■ DIRECTIVE ■
For the data that follows, report how many lines contain the word "name", and nothing else.

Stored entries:
━━━━━━━━

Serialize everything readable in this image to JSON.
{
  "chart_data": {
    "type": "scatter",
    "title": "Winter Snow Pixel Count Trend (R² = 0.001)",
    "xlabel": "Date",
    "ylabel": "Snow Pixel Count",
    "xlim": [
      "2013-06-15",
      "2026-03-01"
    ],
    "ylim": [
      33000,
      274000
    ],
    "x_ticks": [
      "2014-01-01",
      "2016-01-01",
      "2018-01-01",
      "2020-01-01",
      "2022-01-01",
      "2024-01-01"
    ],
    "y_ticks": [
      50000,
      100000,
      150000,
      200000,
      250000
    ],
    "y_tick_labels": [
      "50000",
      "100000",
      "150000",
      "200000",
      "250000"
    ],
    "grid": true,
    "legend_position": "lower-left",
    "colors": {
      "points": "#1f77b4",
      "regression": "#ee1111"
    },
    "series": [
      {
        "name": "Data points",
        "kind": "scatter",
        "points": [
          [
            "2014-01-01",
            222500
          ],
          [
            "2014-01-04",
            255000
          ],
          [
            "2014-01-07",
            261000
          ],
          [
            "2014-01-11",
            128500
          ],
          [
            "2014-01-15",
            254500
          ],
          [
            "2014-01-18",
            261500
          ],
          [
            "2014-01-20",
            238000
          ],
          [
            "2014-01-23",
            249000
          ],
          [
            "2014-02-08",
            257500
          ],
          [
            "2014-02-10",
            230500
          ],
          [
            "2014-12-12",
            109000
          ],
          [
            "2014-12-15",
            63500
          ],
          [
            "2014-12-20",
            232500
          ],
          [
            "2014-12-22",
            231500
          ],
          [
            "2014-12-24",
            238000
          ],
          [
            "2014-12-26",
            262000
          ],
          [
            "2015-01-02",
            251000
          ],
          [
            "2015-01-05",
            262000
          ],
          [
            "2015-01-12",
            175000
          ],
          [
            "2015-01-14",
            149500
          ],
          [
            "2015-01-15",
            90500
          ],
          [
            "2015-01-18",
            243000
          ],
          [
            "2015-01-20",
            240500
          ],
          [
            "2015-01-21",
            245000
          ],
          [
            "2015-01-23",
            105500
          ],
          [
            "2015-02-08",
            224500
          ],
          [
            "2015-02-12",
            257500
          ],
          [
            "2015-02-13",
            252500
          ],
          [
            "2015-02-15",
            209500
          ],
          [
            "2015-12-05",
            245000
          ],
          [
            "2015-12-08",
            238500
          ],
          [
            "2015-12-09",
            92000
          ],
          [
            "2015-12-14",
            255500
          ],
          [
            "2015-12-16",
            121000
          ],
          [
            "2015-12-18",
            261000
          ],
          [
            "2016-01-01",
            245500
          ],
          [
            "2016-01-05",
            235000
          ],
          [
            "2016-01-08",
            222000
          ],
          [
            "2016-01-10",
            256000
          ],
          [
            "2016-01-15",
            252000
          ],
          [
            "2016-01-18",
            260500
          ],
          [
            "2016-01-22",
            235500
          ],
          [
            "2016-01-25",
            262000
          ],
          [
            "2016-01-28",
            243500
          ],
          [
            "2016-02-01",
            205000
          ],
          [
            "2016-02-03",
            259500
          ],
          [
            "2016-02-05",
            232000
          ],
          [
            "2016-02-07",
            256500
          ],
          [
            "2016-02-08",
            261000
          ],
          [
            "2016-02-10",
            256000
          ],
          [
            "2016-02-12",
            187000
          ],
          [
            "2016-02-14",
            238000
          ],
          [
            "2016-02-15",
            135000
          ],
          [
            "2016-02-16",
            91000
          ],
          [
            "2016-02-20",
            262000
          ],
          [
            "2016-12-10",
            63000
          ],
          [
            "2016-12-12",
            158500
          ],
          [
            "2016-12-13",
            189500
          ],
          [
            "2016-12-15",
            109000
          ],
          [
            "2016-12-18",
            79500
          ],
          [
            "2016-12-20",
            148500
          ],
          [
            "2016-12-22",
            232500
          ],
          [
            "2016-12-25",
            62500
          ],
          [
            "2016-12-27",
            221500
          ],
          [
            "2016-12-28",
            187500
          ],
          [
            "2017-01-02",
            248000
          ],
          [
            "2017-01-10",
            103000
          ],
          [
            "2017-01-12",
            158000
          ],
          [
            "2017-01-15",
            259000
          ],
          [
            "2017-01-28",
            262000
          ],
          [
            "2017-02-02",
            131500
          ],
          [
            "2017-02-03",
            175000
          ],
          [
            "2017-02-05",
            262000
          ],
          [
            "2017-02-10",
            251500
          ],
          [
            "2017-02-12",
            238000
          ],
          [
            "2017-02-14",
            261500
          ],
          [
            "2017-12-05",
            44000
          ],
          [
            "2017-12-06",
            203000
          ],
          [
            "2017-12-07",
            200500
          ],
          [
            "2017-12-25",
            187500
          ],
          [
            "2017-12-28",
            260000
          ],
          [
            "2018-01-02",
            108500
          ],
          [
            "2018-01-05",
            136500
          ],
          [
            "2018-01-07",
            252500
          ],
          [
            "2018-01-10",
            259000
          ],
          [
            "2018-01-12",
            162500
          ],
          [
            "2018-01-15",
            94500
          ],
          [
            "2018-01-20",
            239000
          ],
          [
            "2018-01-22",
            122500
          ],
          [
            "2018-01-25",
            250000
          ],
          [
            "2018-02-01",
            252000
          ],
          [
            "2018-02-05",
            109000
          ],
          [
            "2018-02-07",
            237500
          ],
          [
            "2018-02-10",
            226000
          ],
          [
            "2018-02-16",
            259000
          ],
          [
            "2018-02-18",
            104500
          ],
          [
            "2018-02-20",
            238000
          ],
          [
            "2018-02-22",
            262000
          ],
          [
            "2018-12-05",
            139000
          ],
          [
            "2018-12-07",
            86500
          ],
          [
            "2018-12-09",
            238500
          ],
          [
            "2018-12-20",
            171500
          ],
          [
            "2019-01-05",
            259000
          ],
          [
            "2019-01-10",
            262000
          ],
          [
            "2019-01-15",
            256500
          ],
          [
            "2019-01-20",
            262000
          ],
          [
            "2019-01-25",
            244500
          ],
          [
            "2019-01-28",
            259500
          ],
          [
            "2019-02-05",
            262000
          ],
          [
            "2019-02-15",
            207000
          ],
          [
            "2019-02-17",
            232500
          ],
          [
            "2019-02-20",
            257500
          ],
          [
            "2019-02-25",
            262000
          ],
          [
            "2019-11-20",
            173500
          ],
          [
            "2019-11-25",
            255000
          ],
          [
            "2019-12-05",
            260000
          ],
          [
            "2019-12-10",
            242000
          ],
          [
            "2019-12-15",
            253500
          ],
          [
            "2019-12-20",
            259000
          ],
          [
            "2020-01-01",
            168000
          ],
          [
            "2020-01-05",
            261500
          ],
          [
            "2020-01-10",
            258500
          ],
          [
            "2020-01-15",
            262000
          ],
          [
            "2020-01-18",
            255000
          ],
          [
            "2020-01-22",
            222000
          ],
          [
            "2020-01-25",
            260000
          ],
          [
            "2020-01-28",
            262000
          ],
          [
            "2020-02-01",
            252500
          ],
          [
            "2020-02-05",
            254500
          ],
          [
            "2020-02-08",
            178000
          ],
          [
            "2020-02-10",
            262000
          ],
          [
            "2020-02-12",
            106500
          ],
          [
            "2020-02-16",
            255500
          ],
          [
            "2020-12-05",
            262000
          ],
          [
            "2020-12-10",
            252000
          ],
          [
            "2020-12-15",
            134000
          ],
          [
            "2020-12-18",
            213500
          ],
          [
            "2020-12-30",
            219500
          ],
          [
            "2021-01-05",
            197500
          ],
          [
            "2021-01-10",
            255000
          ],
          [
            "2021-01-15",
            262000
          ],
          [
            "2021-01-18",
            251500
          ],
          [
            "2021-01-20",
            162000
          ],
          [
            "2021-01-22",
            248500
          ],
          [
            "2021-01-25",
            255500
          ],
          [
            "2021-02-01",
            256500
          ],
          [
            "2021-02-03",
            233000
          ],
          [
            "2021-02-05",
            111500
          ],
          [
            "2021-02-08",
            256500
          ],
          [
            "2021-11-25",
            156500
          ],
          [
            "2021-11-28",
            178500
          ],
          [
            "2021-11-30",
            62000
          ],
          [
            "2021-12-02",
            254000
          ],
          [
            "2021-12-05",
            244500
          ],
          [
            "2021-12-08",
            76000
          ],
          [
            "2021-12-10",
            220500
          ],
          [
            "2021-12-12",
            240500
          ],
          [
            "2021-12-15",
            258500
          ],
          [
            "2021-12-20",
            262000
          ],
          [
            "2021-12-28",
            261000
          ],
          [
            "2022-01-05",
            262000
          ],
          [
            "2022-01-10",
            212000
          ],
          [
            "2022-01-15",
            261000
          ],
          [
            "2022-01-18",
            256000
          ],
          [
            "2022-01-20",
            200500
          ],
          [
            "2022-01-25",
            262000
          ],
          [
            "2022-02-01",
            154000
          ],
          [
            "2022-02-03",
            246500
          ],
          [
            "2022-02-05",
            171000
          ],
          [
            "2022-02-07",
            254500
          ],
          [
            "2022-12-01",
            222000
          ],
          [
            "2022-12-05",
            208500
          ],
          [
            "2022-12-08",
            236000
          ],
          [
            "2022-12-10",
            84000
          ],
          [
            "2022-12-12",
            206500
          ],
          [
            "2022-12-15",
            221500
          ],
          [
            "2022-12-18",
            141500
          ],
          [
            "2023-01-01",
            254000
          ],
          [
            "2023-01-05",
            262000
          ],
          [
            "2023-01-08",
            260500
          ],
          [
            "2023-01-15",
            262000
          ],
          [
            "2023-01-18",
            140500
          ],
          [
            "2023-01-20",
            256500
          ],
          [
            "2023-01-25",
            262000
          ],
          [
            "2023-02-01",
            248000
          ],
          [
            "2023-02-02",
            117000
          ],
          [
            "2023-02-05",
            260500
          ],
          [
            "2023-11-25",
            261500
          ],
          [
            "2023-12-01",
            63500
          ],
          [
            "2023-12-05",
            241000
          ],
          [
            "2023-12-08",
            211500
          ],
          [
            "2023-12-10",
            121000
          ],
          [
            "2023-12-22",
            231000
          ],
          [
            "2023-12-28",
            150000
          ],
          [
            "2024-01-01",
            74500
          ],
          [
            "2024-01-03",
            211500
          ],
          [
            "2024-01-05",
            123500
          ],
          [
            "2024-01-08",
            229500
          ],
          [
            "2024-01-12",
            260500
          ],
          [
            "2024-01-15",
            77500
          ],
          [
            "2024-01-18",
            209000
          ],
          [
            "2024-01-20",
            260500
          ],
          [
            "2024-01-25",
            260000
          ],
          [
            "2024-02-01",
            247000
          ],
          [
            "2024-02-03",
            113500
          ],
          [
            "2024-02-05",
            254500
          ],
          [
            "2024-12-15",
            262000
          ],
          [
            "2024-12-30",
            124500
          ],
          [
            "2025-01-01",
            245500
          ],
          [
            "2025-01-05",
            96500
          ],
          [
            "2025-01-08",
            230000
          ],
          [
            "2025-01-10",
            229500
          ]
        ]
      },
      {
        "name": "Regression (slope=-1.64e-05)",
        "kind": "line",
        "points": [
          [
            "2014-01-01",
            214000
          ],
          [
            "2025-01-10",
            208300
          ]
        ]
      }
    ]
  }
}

━━━━━━━━

■ RESPONSE TO THIS EXERCISE ■
2